— DIRECTIVE —
Check each line of the listing for the word "Cuál" and give only the number of lines that have it.

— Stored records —
========================================
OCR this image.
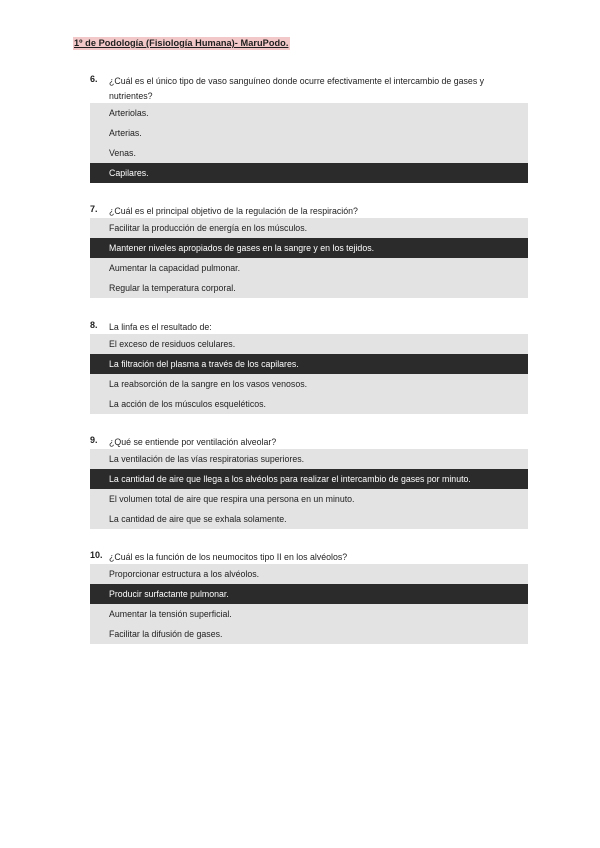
1º de Podología (Fisiología Humana)- MaruPodo.
6. ¿Cuál es el único tipo de vaso sanguíneo donde ocurre efectivamente el intercambio de gases y nutrientes?
Arteriolas.
Arterias.
Venas.
Capilares.
7. ¿Cuál es el principal objetivo de la regulación de la respiración?
Facilitar la producción de energía en los músculos.
Mantener niveles apropiados de gases en la sangre y en los tejidos.
Aumentar la capacidad pulmonar.
Regular la temperatura corporal.
8. La linfa es el resultado de:
El exceso de residuos celulares.
La filtración del plasma a través de los capilares.
La reabsorción de la sangre en los vasos venosos.
La acción de los músculos esqueléticos.
9. ¿Qué se entiende por ventilación alveolar?
La ventilación de las vías respiratorias superiores.
La cantidad de aire que llega a los alvéolos para realizar el intercambio de gases por minuto.
El volumen total de aire que respira una persona en un minuto.
La cantidad de aire que se exhala solamente.
10. ¿Cuál es la función de los neumocitos tipo II en los alvéolos?
Proporcionar estructura a los alvéolos.
Producir surfactante pulmonar.
Aumentar la tensión superficial.
Facilitar la difusión de gases.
========================================
— WRITTEN RESPONSE —
3